WHAT TO DO = Copy out every line in the entries below that includes "秘鲁人和玻利维亚人只是想换换口味".

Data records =
[Begin]

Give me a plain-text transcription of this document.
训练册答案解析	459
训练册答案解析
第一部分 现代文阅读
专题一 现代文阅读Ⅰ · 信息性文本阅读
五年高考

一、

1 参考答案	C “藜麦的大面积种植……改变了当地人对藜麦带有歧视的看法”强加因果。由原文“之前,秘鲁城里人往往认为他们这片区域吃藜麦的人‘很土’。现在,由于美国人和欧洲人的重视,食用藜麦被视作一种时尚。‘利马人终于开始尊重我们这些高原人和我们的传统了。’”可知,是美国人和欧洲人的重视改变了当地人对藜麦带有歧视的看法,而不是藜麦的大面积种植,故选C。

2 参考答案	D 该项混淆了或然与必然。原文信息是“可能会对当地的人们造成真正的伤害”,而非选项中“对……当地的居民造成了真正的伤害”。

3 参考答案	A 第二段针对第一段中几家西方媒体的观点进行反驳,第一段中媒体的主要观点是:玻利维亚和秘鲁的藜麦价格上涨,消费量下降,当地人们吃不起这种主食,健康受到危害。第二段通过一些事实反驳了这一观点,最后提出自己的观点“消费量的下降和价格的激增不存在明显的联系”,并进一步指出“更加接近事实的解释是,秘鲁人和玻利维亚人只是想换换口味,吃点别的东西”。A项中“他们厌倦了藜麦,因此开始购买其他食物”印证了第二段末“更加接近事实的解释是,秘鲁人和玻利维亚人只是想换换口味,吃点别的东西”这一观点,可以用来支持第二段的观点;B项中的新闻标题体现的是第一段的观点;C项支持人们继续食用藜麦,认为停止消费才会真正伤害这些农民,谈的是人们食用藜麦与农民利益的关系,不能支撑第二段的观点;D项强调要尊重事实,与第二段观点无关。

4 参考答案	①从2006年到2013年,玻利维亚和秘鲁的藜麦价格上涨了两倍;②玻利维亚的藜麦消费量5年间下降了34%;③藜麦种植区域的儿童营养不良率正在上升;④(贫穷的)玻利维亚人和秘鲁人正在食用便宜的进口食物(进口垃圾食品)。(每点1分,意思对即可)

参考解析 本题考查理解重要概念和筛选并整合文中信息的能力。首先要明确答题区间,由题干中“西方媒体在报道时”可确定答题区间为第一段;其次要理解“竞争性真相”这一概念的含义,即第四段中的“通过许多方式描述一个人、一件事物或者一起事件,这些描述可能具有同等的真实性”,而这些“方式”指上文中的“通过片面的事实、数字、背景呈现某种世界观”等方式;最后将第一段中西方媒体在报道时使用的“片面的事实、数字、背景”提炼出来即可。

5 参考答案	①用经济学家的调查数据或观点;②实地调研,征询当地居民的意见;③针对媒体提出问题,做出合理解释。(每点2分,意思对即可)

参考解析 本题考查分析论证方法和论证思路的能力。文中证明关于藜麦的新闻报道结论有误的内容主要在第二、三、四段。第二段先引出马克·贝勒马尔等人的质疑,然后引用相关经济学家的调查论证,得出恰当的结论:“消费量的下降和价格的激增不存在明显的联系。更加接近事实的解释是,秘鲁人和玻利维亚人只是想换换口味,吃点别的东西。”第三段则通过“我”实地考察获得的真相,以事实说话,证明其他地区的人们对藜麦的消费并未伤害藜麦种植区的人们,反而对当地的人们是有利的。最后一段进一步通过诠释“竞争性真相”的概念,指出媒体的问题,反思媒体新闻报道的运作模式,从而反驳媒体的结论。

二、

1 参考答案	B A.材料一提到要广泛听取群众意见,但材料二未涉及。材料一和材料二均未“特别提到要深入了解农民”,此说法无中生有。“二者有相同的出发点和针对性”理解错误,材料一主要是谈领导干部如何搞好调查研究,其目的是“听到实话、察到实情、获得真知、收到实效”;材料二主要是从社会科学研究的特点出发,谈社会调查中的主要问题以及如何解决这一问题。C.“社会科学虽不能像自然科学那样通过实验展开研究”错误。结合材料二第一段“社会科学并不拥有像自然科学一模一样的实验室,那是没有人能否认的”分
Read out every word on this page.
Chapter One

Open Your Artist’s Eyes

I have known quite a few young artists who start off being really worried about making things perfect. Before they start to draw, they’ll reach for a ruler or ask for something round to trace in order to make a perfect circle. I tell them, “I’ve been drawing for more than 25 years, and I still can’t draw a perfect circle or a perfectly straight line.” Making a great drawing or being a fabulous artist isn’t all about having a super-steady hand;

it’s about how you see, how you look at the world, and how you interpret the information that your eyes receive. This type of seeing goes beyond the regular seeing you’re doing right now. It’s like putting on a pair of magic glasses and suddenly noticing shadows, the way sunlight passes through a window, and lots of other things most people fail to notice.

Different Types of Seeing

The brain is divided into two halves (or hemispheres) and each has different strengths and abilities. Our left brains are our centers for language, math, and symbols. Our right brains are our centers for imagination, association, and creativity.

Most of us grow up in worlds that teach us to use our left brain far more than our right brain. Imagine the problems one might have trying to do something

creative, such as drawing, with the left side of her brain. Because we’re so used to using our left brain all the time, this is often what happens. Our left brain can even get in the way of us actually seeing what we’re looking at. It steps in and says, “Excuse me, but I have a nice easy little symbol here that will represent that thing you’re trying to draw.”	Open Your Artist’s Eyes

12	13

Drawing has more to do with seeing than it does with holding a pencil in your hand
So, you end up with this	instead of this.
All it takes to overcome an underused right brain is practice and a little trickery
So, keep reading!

[End]

RESULT OF THE TASK =
3 参考答案	A 第二段针对第一段中几家西方媒体的观点进行反驳,第一段中媒体的主要观点是:玻利维亚和秘鲁的藜麦价格上涨,消费量下降,当地人们吃不起这种主食,健康受到危害。第二段通过一些事实反驳了这一观点,最后提出自己的观点“消费量的下降和价格的激增不存在明显的联系”,并进一步指出“更加接近事实的解释是,秘鲁人和玻利维亚人只是想换换口味,吃点别的东西”。A项中“他们厌倦了藜麦,因此开始购买其他食物”印证了第二段末“更加接近事实的解释是,秘鲁人和玻利维亚人只是想换换口味,吃点别的东西”这一观点,可以用来支持第二段的观点;B项中的新闻标题体现的是第一段的观点;C项支持人们继续食用藜麦,认为停止消费才会真正伤害这些农民,谈的是人们食用藜麦与农民利益的关系,不能支撑第二段的观点;D项强调要尊重事实,与第二段观点无关。
参考解析 本题考查分析论证方法和论证思路的能力。文中证明关于藜麦的新闻报道结论有误的内容主要在第二、三、四段。第二段先引出马克·贝勒马尔等人的质疑,然后引用相关经济学家的调查论证,得出恰当的结论:“消费量的下降和价格的激增不存在明显的联系。更加接近事实的解释是,秘鲁人和玻利维亚人只是想换换口味,吃点别的东西。”第三段则通过“我”实地考察获得的真相,以事实说话,证明其他地区的人们对藜麦的消费并未伤害藜麦种植区的人们,反而对当地的人们是有利的。最后一段进一步通过诠释“竞争性真相”的概念,指出媒体的问题,反思媒体新闻报道的运作模式,从而反驳媒体的结论。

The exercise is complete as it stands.